--- start ---
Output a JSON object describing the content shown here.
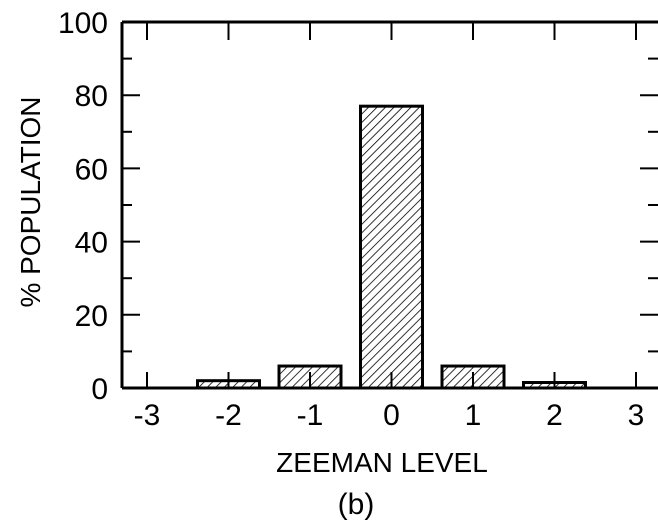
{
  "chart_data": {
    "type": "bar",
    "categories": [
      "-3",
      "-2",
      "-1",
      "0",
      "1",
      "2",
      "3"
    ],
    "values": [
      0,
      2,
      6,
      77,
      6,
      1.5,
      0
    ],
    "xlabel": "ZEEMAN LEVEL",
    "ylabel": "% POPULATION",
    "ylim": [
      0,
      100
    ],
    "yticks": [
      "0",
      "20",
      "40",
      "60",
      "80",
      "100"
    ],
    "caption": "(b)",
    "grid": false,
    "bar_fill": "hatched",
    "bar_color": "#000000"
  }
}
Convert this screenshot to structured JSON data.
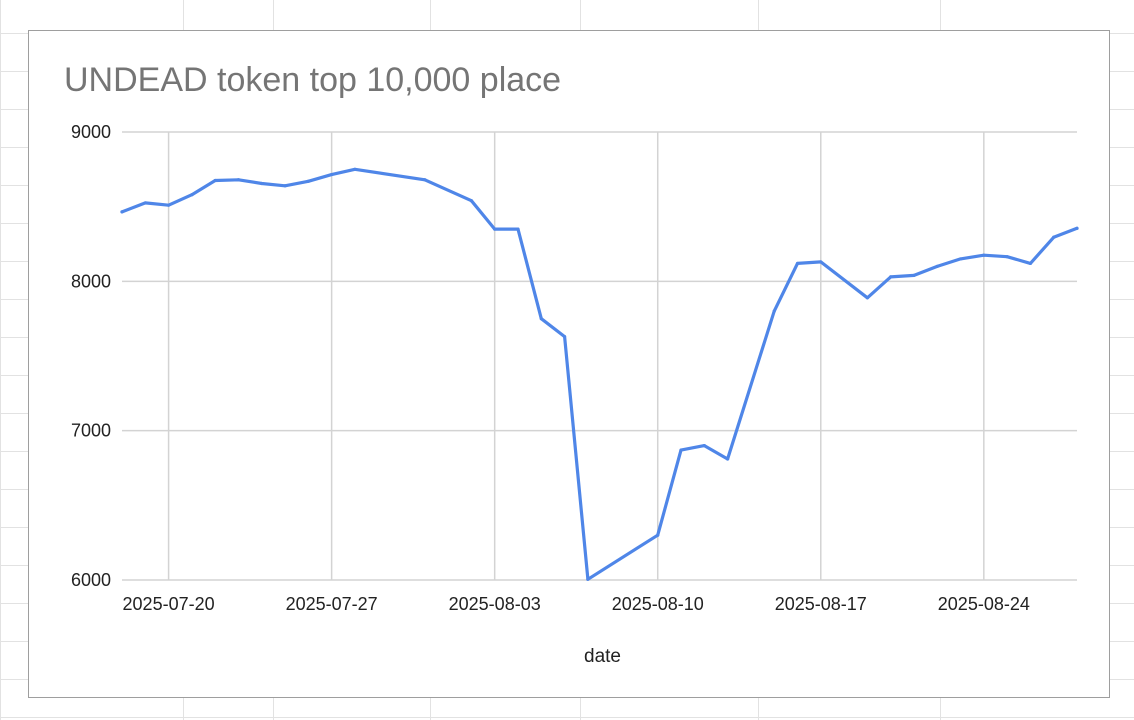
{
  "chart_data": {
    "type": "line",
    "title": "UNDEAD token top 10,000 place",
    "xlabel": "date",
    "ylabel": "",
    "ylim": [
      6000,
      9000
    ],
    "yticks": [
      {
        "value": 6000,
        "label": "6000"
      },
      {
        "value": 7000,
        "label": "7000"
      },
      {
        "value": 8000,
        "label": "8000"
      },
      {
        "value": 9000,
        "label": "9000"
      }
    ],
    "xlim": [
      "2025-07-18",
      "2025-08-28"
    ],
    "xticks": [
      {
        "value": "2025-07-20",
        "label": "2025-07-20"
      },
      {
        "value": "2025-07-27",
        "label": "2025-07-27"
      },
      {
        "value": "2025-08-03",
        "label": "2025-08-03"
      },
      {
        "value": "2025-08-10",
        "label": "2025-08-10"
      },
      {
        "value": "2025-08-17",
        "label": "2025-08-17"
      },
      {
        "value": "2025-08-24",
        "label": "2025-08-24"
      }
    ],
    "grid": true,
    "legend": "none",
    "series": [
      {
        "color": "#4f86e8",
        "points": [
          {
            "x": "2025-07-18",
            "y": 8465
          },
          {
            "x": "2025-07-19",
            "y": 8525
          },
          {
            "x": "2025-07-20",
            "y": 8510
          },
          {
            "x": "2025-07-21",
            "y": 8580
          },
          {
            "x": "2025-07-22",
            "y": 8675
          },
          {
            "x": "2025-07-23",
            "y": 8680
          },
          {
            "x": "2025-07-24",
            "y": 8655
          },
          {
            "x": "2025-07-25",
            "y": 8640
          },
          {
            "x": "2025-07-26",
            "y": 8670
          },
          {
            "x": "2025-07-27",
            "y": 8715
          },
          {
            "x": "2025-07-28",
            "y": 8750
          },
          {
            "x": "2025-07-31",
            "y": 8680
          },
          {
            "x": "2025-08-02",
            "y": 8540
          },
          {
            "x": "2025-08-03",
            "y": 8350
          },
          {
            "x": "2025-08-04",
            "y": 8350
          },
          {
            "x": "2025-08-05",
            "y": 7750
          },
          {
            "x": "2025-08-06",
            "y": 7630
          },
          {
            "x": "2025-08-07",
            "y": 6005
          },
          {
            "x": "2025-08-10",
            "y": 6300
          },
          {
            "x": "2025-08-11",
            "y": 6870
          },
          {
            "x": "2025-08-12",
            "y": 6900
          },
          {
            "x": "2025-08-13",
            "y": 6810
          },
          {
            "x": "2025-08-15",
            "y": 7800
          },
          {
            "x": "2025-08-16",
            "y": 8120
          },
          {
            "x": "2025-08-17",
            "y": 8130
          },
          {
            "x": "2025-08-19",
            "y": 7890
          },
          {
            "x": "2025-08-20",
            "y": 8030
          },
          {
            "x": "2025-08-21",
            "y": 8040
          },
          {
            "x": "2025-08-22",
            "y": 8100
          },
          {
            "x": "2025-08-23",
            "y": 8150
          },
          {
            "x": "2025-08-24",
            "y": 8175
          },
          {
            "x": "2025-08-25",
            "y": 8165
          },
          {
            "x": "2025-08-26",
            "y": 8120
          },
          {
            "x": "2025-08-27",
            "y": 8295
          },
          {
            "x": "2025-08-28",
            "y": 8355
          }
        ]
      }
    ],
    "colors": {
      "line": "#4f86e8",
      "grid": "#d3d3d3",
      "title": "#757575",
      "text": "#222222"
    }
  }
}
--- end ---
Working from the material above, transcribe it exactly while omitting pictures.

— TASK SOLUTION —
Output a JSON object describing the content shown here.
{
  "chart_data": {
    "type": "bar",
    "categories": [
      "-3",
      "-2",
      "-1",
      "0",
      "1",
      "2",
      "3"
    ],
    "values": [
      0,
      2,
      6,
      77,
      6,
      1.5,
      0
    ],
    "xlabel": "ZEEMAN LEVEL",
    "ylabel": "% POPULATION",
    "ylim": [
      0,
      100
    ],
    "yticks": [
      "0",
      "20",
      "40",
      "60",
      "80",
      "100"
    ],
    "caption": "(b)",
    "grid": false,
    "bar_fill": "hatched",
    "bar_color": "#000000"
  }
}
Convert this screenshot to structured JSON data.
{
  "chart_data": {
    "type": "line",
    "title": "UNDEAD token top 10,000 place",
    "xlabel": "date",
    "ylabel": "",
    "ylim": [
      6000,
      9000
    ],
    "yticks": [
      {
        "value": 6000,
        "label": "6000"
      },
      {
        "value": 7000,
        "label": "7000"
      },
      {
        "value": 8000,
        "label": "8000"
      },
      {
        "value": 9000,
        "label": "9000"
      }
    ],
    "xlim": [
      "2025-07-18",
      "2025-08-28"
    ],
    "xticks": [
      {
        "value": "2025-07-20",
        "label": "2025-07-20"
      },
      {
        "value": "2025-07-27",
        "label": "2025-07-27"
      },
      {
        "value": "2025-08-03",
        "label": "2025-08-03"
      },
      {
        "value": "2025-08-10",
        "label": "2025-08-10"
      },
      {
        "value": "2025-08-17",
        "label": "2025-08-17"
      },
      {
        "value": "2025-08-24",
        "label": "2025-08-24"
      }
    ],
    "grid": true,
    "legend": "none",
    "series": [
      {
        "color": "#4f86e8",
        "points": [
          {
            "x": "2025-07-18",
            "y": 8465
          },
          {
            "x": "2025-07-19",
            "y": 8525
          },
          {
            "x": "2025-07-20",
            "y": 8510
          },
          {
            "x": "2025-07-21",
            "y": 8580
          },
          {
            "x": "2025-07-22",
            "y": 8675
          },
          {
            "x": "2025-07-23",
            "y": 8680
          },
          {
            "x": "2025-07-24",
            "y": 8655
          },
          {
            "x": "2025-07-25",
            "y": 8640
          },
          {
            "x": "2025-07-26",
            "y": 8670
          },
          {
            "x": "2025-07-27",
            "y": 8715
          },
          {
            "x": "2025-07-28",
            "y": 8750
          },
          {
            "x": "2025-07-31",
            "y": 8680
          },
          {
            "x": "2025-08-02",
            "y": 8540
          },
          {
            "x": "2025-08-03",
            "y": 8350
          },
          {
            "x": "2025-08-04",
            "y": 8350
          },
          {
            "x": "2025-08-05",
            "y": 7750
          },
          {
            "x": "2025-08-06",
            "y": 7630
          },
          {
            "x": "2025-08-07",
            "y": 6005
          },
          {
            "x": "2025-08-10",
            "y": 6300
          },
          {
            "x": "2025-08-11",
            "y": 6870
          },
          {
            "x": "2025-08-12",
            "y": 6900
          },
          {
            "x": "2025-08-13",
            "y": 6810
          },
          {
            "x": "2025-08-15",
            "y": 7800
          },
          {
            "x": "2025-08-16",
            "y": 8120
          },
          {
            "x": "2025-08-17",
            "y": 8130
          },
          {
            "x": "2025-08-19",
            "y": 7890
          },
          {
            "x": "2025-08-20",
            "y": 8030
          },
          {
            "x": "2025-08-21",
            "y": 8040
          },
          {
            "x": "2025-08-22",
            "y": 8100
          },
          {
            "x": "2025-08-23",
            "y": 8150
          },
          {
            "x": "2025-08-24",
            "y": 8175
          },
          {
            "x": "2025-08-25",
            "y": 8165
          },
          {
            "x": "2025-08-26",
            "y": 8120
          },
          {
            "x": "2025-08-27",
            "y": 8295
          },
          {
            "x": "2025-08-28",
            "y": 8355
          }
        ]
      }
    ],
    "colors": {
      "line": "#4f86e8",
      "grid": "#d3d3d3",
      "title": "#757575",
      "text": "#222222"
    }
  }
}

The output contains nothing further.